-- begin GIVEN DATA --
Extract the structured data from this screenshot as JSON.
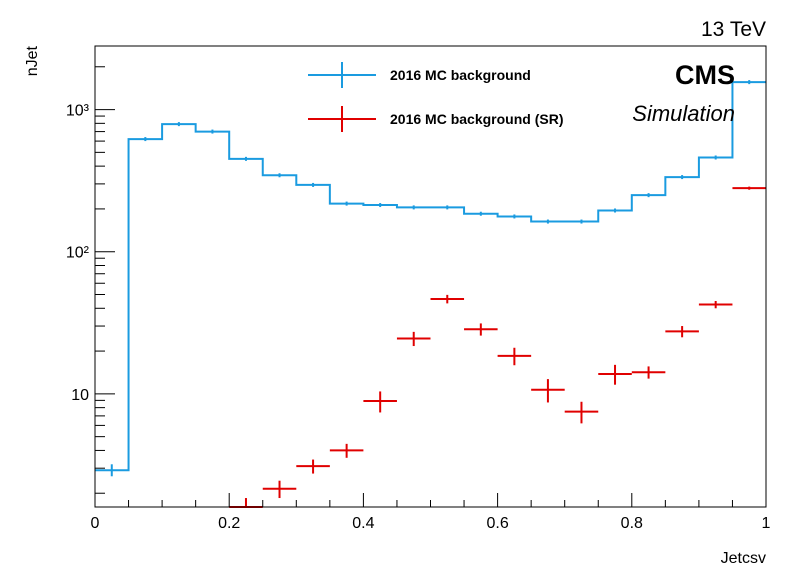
{
  "energy_label": "13 TeV",
  "experiment": "CMS",
  "sublabel": "Simulation",
  "chart_data": {
    "type": "histogram",
    "xlabel": "Jetcsv",
    "ylabel": "nJet",
    "xlim": [
      0,
      1
    ],
    "ylim": [
      1.6,
      2800
    ],
    "yscale": "log",
    "grid": false,
    "legend_position": "top-center",
    "x_ticks": [
      "0",
      "0.2",
      "0.4",
      "0.6",
      "0.8",
      "1"
    ],
    "y_ticks": [
      {
        "value": 10,
        "label": "10"
      },
      {
        "value": 100,
        "label": "10²"
      },
      {
        "value": 1000,
        "label": "10³"
      }
    ],
    "bin_edges": [
      0,
      0.05,
      0.1,
      0.15,
      0.2,
      0.25,
      0.3,
      0.35,
      0.4,
      0.45,
      0.5,
      0.55,
      0.6,
      0.65,
      0.7,
      0.75,
      0.8,
      0.85,
      0.9,
      0.95,
      1.0
    ],
    "series": [
      {
        "name": "2016 MC background",
        "style": "step",
        "color": "#1a9be0",
        "values": [
          2.9,
          620,
          790,
          700,
          450,
          345,
          295,
          218,
          213,
          205,
          205,
          185,
          177,
          163,
          163,
          195,
          250,
          335,
          460,
          1560
        ]
      },
      {
        "name": "2016 MC background (SR)",
        "style": "errorbar",
        "color": "#e00000",
        "values": [
          null,
          null,
          null,
          null,
          1.6,
          2.15,
          3.1,
          4.0,
          8.9,
          24.5,
          46.5,
          28.5,
          18.5,
          10.7,
          7.5,
          13.8,
          14.2,
          27.5,
          42.5,
          280
        ],
        "errors": [
          0,
          0,
          0,
          0,
          0.25,
          0.3,
          0.35,
          0.45,
          1.5,
          2.8,
          3.2,
          2.8,
          2.6,
          2.0,
          1.3,
          2.2,
          1.4,
          2.5,
          2.5,
          7
        ]
      }
    ]
  }
}
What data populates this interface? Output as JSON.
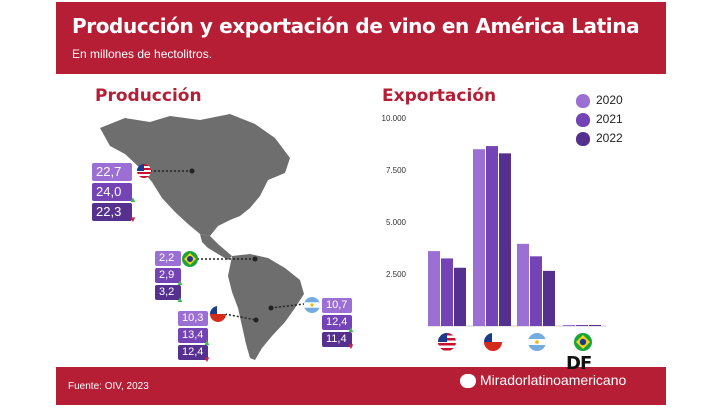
{
  "header": {
    "title": "Producción y exportación de vino en América Latina",
    "subtitle": "En millones de hectolitros."
  },
  "sections": {
    "production": "Producción",
    "export": "Exportación"
  },
  "legend": {
    "items": [
      {
        "label": "2020",
        "color": "#9b6fd3"
      },
      {
        "label": "2021",
        "color": "#7443b5"
      },
      {
        "label": "2022",
        "color": "#55308e"
      }
    ]
  },
  "production": {
    "usa": {
      "values": [
        "22,7",
        "24,0",
        "22,3"
      ],
      "changes": [
        "",
        "up",
        "down"
      ]
    },
    "brazil": {
      "values": [
        "2,2",
        "2,9",
        "3,2"
      ],
      "changes": [
        "",
        "up",
        "up"
      ]
    },
    "chile": {
      "values": [
        "10,3",
        "13,4",
        "12,4"
      ],
      "changes": [
        "",
        "up",
        "down"
      ]
    },
    "argentina": {
      "values": [
        "10,7",
        "12,4",
        "11,4"
      ],
      "changes": [
        "",
        "up",
        "down"
      ]
    }
  },
  "chart_data": {
    "type": "bar",
    "title": "Exportación",
    "categories": [
      "USA",
      "Chile",
      "Argentina",
      "Brasil"
    ],
    "series": [
      {
        "name": "2020",
        "values": [
          3600,
          8500,
          3950,
          50
        ]
      },
      {
        "name": "2021",
        "values": [
          3250,
          8650,
          3350,
          50
        ]
      },
      {
        "name": "2022",
        "values": [
          2800,
          8300,
          2650,
          50
        ]
      }
    ],
    "yticks": [
      "10.000",
      "7.500",
      "5.000",
      "2.500"
    ],
    "ylim": [
      0,
      10000
    ],
    "colors": [
      "#9b6fd3",
      "#7443b5",
      "#55308e"
    ]
  },
  "footer": {
    "source": "Fuente: OIV, 2023",
    "watermark": "Miradorlatinoamericano",
    "logo": "DF"
  }
}
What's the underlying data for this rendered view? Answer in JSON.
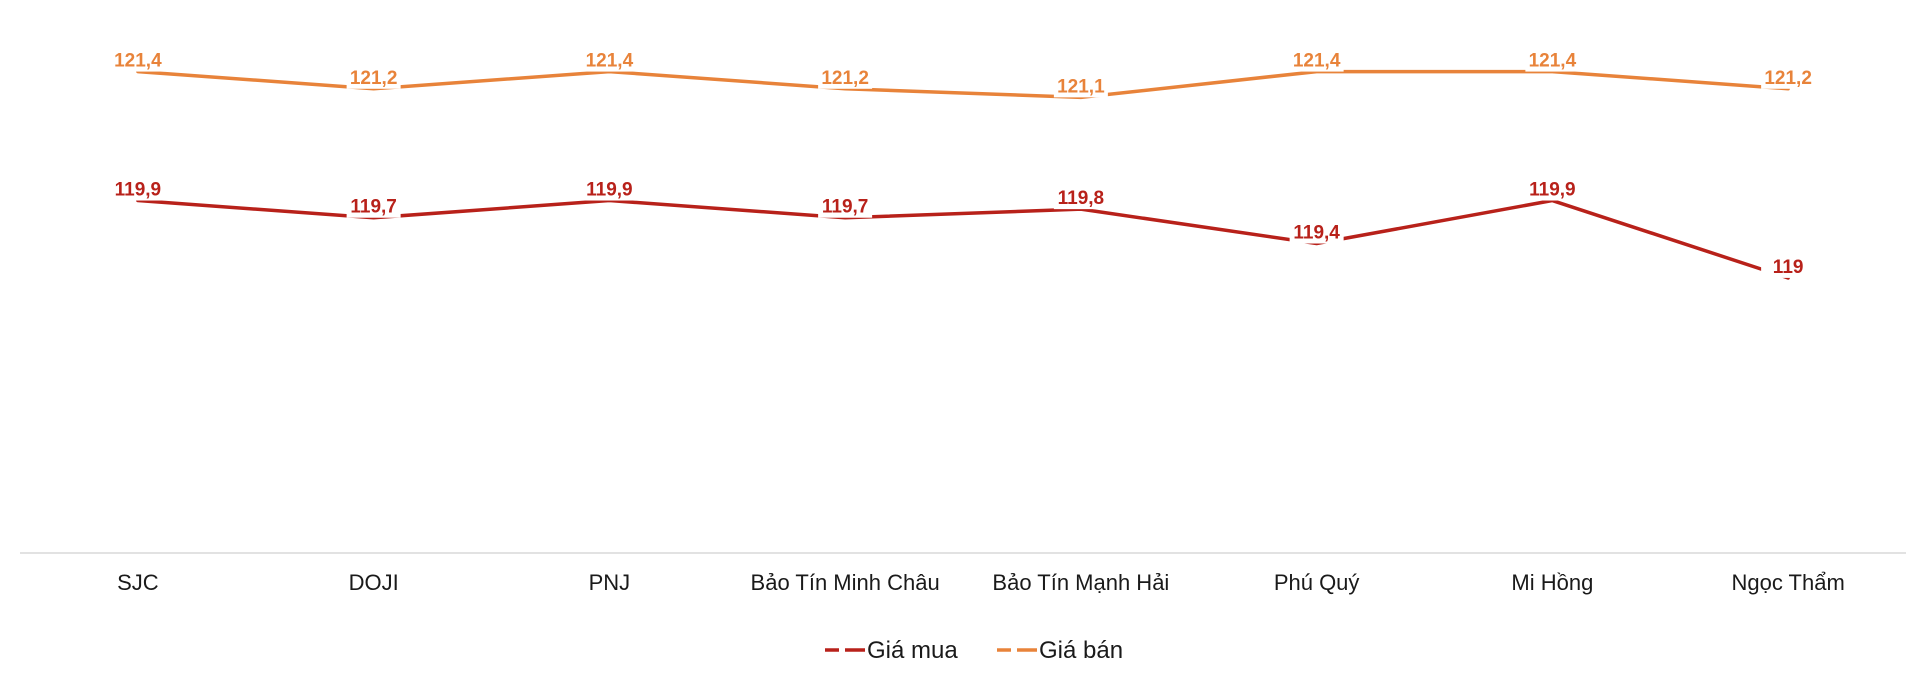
{
  "chart_data": {
    "type": "line",
    "title": "",
    "xlabel": "",
    "ylabel": "",
    "categories": [
      "SJC",
      "DOJI",
      "PNJ",
      "Bảo Tín Minh Châu",
      "Bảo Tín Mạnh Hải",
      "Phú Quý",
      "Mi Hồng",
      "Ngọc Thẩm"
    ],
    "series": [
      {
        "name": "Giá mua",
        "color": "#B8211A",
        "values": [
          119.9,
          119.7,
          119.9,
          119.7,
          119.8,
          119.4,
          119.9,
          119.0
        ],
        "labels": [
          "119,9",
          "119,7",
          "119,9",
          "119,7",
          "119,8",
          "119,4",
          "119,9",
          "119"
        ]
      },
      {
        "name": "Giá bán",
        "color": "#E8833A",
        "values": [
          121.4,
          121.2,
          121.4,
          121.2,
          121.1,
          121.4,
          121.4,
          121.2
        ],
        "labels": [
          "121,4",
          "121,2",
          "121,4",
          "121,2",
          "121,1",
          "121,4",
          "121,4",
          "121,2"
        ]
      }
    ],
    "ylim": [
      115.8,
      122.0
    ],
    "grid": false,
    "legend_position": "bottom-center"
  },
  "axis_color": "#D9D9D9",
  "text_color": "#1a1a1a"
}
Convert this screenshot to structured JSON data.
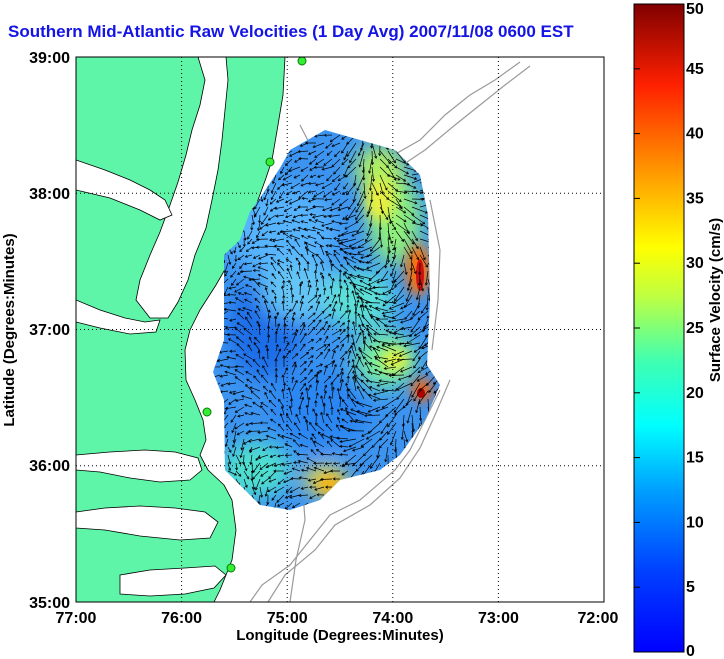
{
  "title": "Southern Mid-Atlantic Raw Velocities (1 Day Avg) 2007/11/08 0600 EST",
  "map": {
    "x_axis_label": "Longitude (Degrees:Minutes)",
    "y_axis_label": "Latitude (Degrees:Minutes)",
    "lon_ticks": [
      "77:00",
      "76:00",
      "75:00",
      "74:00",
      "73:00",
      "72:00"
    ],
    "lat_ticks": [
      "39:00",
      "38:00",
      "37:00",
      "36:00",
      "35:00"
    ],
    "lon_range": [
      -77,
      -72
    ],
    "lat_range": [
      35,
      39
    ],
    "grid": true,
    "land_color": "#5ef5a8",
    "ocean_color": "#ffffff",
    "bathymetry_color": "#9a9a9a",
    "station_color": "#33ee33"
  },
  "colorbar": {
    "label": "Surface Velocity (cm/s)",
    "ticks": [
      "50",
      "45",
      "40",
      "35",
      "30",
      "25",
      "20",
      "15",
      "10",
      "5",
      "0"
    ],
    "range": [
      0,
      50
    ],
    "colormap": "jet"
  },
  "chart_data": {
    "type": "heatmap",
    "title": "Southern Mid-Atlantic Raw Velocities (1 Day Avg) 2007/11/08 0600 EST",
    "xlabel": "Longitude (Degrees:Minutes)",
    "ylabel": "Latitude (Degrees:Minutes)",
    "xlim": [
      -77,
      -72
    ],
    "ylim": [
      35,
      39
    ],
    "value_label": "Surface Velocity (cm/s)",
    "value_range": [
      0,
      50
    ],
    "hotspots": [
      {
        "lon": -73.75,
        "lat": 37.3,
        "speed": 45
      },
      {
        "lon": -73.72,
        "lat": 36.35,
        "speed": 45
      },
      {
        "lon": -74.15,
        "lat": 36.5,
        "speed": 25
      },
      {
        "lon": -73.9,
        "lat": 37.9,
        "speed": 25
      },
      {
        "lon": -74.7,
        "lat": 35.8,
        "speed": 30
      },
      {
        "lon": -75.2,
        "lat": 37.0,
        "speed": 5
      },
      {
        "lon": -74.5,
        "lat": 36.3,
        "speed": 8
      }
    ],
    "stations": [
      {
        "lon": -74.85,
        "lat": 38.97
      },
      {
        "lon": -75.15,
        "lat": 38.22
      },
      {
        "lon": -75.8,
        "lat": 36.2
      },
      {
        "lon": -75.5,
        "lat": 35.27
      }
    ]
  }
}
-- end GIVEN DATA --
## DIRECTION
Show each line of the data that contains the string "Velocities".

## RESPONSE
  "title": "Southern Mid-Atlantic Raw Velocities (1 Day Avg) 2007/11/08 0600 EST",
    "title": "Southern Mid-Atlantic Raw Velocities (1 Day Avg) 2007/11/08 0600 EST",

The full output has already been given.